Information provided
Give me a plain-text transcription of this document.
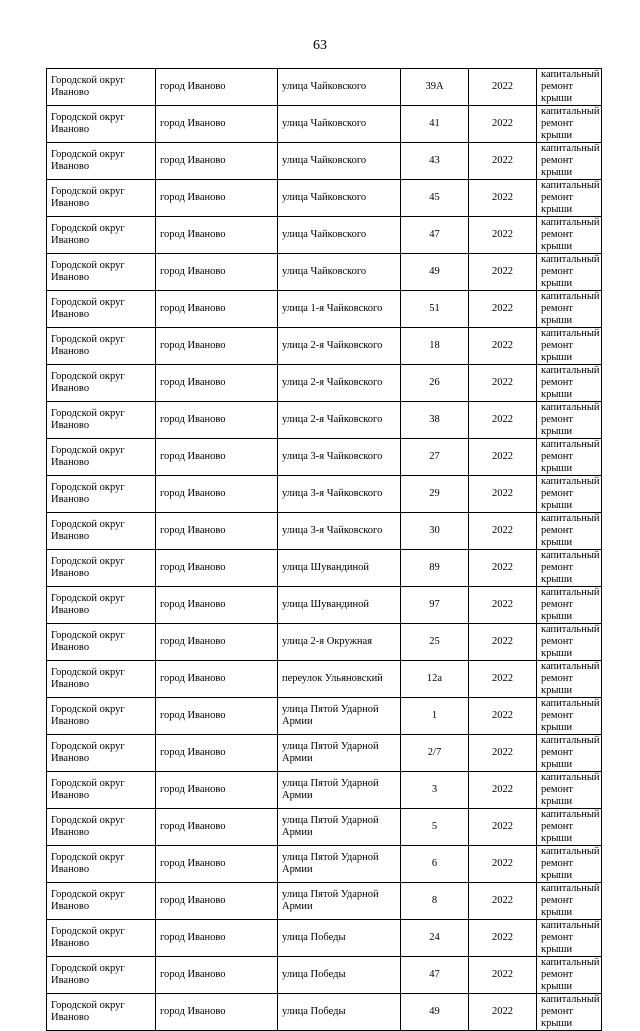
63
Городской округ Иваново	город Иваново	улица Чайковского	39А	2022	капитальный ремонт крыши
Городской округ Иваново	город Иваново	улица Чайковского	41	2022	капитальный ремонт крыши
Городской округ Иваново	город Иваново	улица Чайковского	43	2022	капитальный ремонт крыши
Городской округ Иваново	город Иваново	улица Чайковского	45	2022	капитальный ремонт крыши
Городской округ Иваново	город Иваново	улица Чайковского	47	2022	капитальный ремонт крыши
Городской округ Иваново	город Иваново	улица Чайковского	49	2022	капитальный ремонт крыши
Городской округ Иваново	город Иваново	улица 1-я Чайковского	51	2022	капитальный ремонт крыши
Городской округ Иваново	город Иваново	улица 2-я Чайковского	18	2022	капитальный ремонт крыши
Городской округ Иваново	город Иваново	улица 2-я Чайковского	26	2022	капитальный ремонт крыши
Городской округ Иваново	город Иваново	улица 2-я Чайковского	38	2022	капитальный ремонт крыши
Городской округ Иваново	город Иваново	улица 3-я Чайковского	27	2022	капитальный ремонт крыши
Городской округ Иваново	город Иваново	улица 3-я Чайковского	29	2022	капитальный ремонт крыши
Городской округ Иваново	город Иваново	улица 3-я Чайковского	30	2022	капитальный ремонт крыши
Городской округ Иваново	город Иваново	улица Шувандиной	89	2022	капитальный ремонт крыши
Городской округ Иваново	город Иваново	улица Шувандиной	97	2022	капитальный ремонт крыши
Городской округ Иваново	город Иваново	улица 2-я Окружная	25	2022	капитальный ремонт крыши
Городской округ Иваново	город Иваново	переулок Ульяновский	12а	2022	капитальный ремонт крыши
Городской округ Иваново	город Иваново	улица Пятой Ударной Армии	1	2022	капитальный ремонт крыши
Городской округ Иваново	город Иваново	улица Пятой Ударной Армии	2/7	2022	капитальный ремонт крыши
Городской округ Иваново	город Иваново	улица Пятой Ударной Армии	3	2022	капитальный ремонт крыши
Городской округ Иваново	город Иваново	улица Пятой Ударной Армии	5	2022	капитальный ремонт крыши
Городской округ Иваново	город Иваново	улица Пятой Ударной Армии	6	2022	капитальный ремонт крыши
Городской округ Иваново	город Иваново	улица Пятой Ударной Армии	8	2022	капитальный ремонт крыши
Городской округ Иваново	город Иваново	улица Победы	24	2022	капитальный ремонт крыши
Городской округ Иваново	город Иваново	улица Победы	47	2022	капитальный ремонт крыши
Городской округ Иваново	город Иваново	улица Победы	49	2022	капитальный ремонт крыши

Set task
Copy each line above that contains the string "Пятой".

Exercise output
Городской округ Иваново	город Иваново	улица Пятой Ударной Армии	1	2022	капитальный ремонт крыши
Городской округ Иваново	город Иваново	улица Пятой Ударной Армии	2/7	2022	капитальный ремонт крыши
Городской округ Иваново	город Иваново	улица Пятой Ударной Армии	3	2022	капитальный ремонт крыши
Городской округ Иваново	город Иваново	улица Пятой Ударной Армии	5	2022	капитальный ремонт крыши
Городской округ Иваново	город Иваново	улица Пятой Ударной Армии	6	2022	капитальный ремонт крыши
Городской округ Иваново	город Иваново	улица Пятой Ударной Армии	8	2022	капитальный ремонт крыши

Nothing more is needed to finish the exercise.